<<<<

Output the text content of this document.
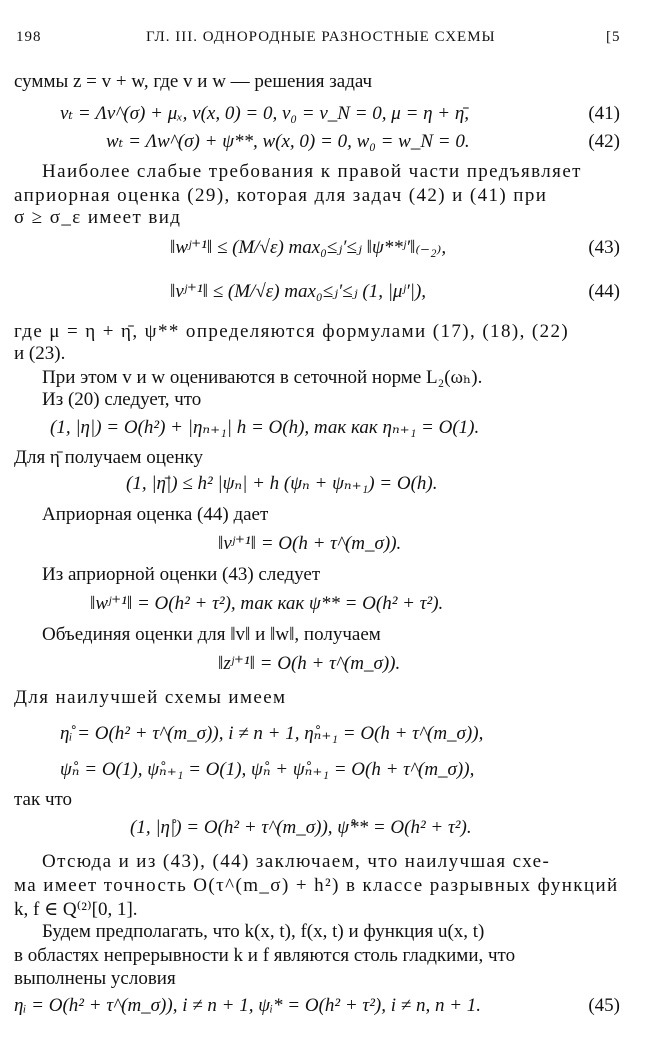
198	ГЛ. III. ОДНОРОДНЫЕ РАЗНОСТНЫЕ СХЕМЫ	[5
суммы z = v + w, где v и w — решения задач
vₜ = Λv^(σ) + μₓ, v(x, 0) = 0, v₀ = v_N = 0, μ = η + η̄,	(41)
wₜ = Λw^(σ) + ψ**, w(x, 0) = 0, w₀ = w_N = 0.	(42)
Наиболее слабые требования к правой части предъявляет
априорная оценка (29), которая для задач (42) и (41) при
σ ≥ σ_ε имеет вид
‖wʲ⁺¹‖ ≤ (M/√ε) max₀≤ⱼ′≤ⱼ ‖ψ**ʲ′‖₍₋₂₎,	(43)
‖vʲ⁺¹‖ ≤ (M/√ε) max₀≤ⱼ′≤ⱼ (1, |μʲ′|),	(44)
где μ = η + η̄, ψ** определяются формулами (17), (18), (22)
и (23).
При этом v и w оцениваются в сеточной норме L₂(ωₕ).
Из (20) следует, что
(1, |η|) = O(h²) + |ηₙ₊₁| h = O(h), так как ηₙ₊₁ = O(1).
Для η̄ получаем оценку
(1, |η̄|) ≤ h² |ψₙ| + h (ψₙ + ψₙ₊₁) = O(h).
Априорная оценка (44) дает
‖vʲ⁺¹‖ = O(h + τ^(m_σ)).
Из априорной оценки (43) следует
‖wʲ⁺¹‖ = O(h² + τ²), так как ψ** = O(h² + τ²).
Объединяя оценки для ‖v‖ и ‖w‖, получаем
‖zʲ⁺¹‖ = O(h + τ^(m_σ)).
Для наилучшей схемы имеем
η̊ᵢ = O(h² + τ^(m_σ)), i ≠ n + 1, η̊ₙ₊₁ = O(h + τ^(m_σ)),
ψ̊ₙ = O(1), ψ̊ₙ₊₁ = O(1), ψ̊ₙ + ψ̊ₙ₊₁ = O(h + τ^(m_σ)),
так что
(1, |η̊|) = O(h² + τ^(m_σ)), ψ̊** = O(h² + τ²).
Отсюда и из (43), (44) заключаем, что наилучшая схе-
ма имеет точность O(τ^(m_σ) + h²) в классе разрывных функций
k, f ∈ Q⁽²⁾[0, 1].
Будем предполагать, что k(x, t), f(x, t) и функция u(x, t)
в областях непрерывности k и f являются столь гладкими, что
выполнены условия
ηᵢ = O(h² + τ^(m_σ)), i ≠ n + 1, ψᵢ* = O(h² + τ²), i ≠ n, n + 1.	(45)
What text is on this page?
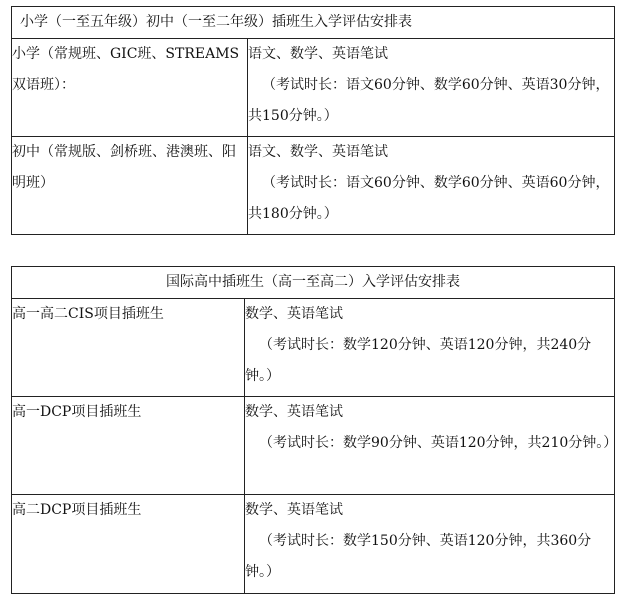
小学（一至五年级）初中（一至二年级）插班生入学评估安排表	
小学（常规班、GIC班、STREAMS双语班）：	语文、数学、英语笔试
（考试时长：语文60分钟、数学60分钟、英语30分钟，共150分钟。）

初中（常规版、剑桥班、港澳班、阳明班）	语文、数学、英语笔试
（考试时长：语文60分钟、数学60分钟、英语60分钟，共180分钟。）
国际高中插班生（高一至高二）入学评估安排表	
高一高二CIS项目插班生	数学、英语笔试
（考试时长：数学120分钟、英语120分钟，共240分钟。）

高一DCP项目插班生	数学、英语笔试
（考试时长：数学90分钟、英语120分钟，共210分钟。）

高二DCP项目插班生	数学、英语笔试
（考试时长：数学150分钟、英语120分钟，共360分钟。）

>>>>

Work to be completed |
Starting at the line that contains "What text is on this page?", write out every line through the end of the entries, both ends included, without any pictures.

Response to this task |
What text is on this page?
小学（一至五年级）初中（一至二年级）插班生入学评估安排表	
小学（常规班、GIC班、STREAMS双语班）：	语文、数学、英语笔试
（考试时长：语文60分钟、数学60分钟、英语30分钟，共150分钟。）

初中（常规版、剑桥班、港澳班、阳明班）	语文、数学、英语笔试
（考试时长：语文60分钟、数学60分钟、英语60分钟，共180分钟。）
国际高中插班生（高一至高二）入学评估安排表	
高一高二CIS项目插班生	数学、英语笔试
（考试时长：数学120分钟、英语120分钟，共240分钟。）

高一DCP项目插班生	数学、英语笔试
（考试时长：数学90分钟、英语120分钟，共210分钟。）

高二DCP项目插班生	数学、英语笔试
（考试时长：数学150分钟、英语120分钟，共360分钟。）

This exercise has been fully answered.